:: Items ::
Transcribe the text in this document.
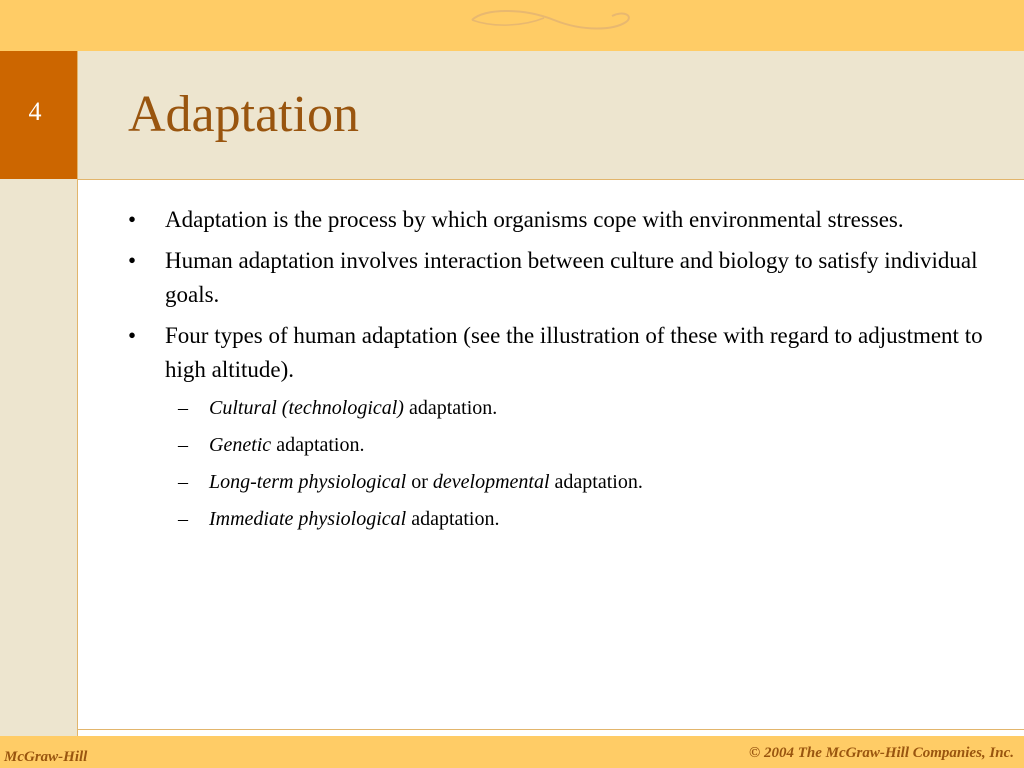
4	Adaptation
• Adaptation is the process by which organisms cope with environmental stresses.
• Human adaptation involves interaction between culture and biology to satisfy individual goals.
• Four types of human adaptation (see the illustration of these with regard to adjustment to high altitude).
– Cultural (technological) adaptation.
– Genetic adaptation.
– Long-term physiological or developmental adaptation.
– Immediate physiological adaptation.
McGraw-Hill	© 2004 The McGraw-Hill Companies, Inc.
:::
◆ Exercise instructions
Copy all lines in the listing above where the string "physiological" appears.

◆ Result for this exercise
– Long-term physiological or developmental adaptation.
– Immediate physiological adaptation.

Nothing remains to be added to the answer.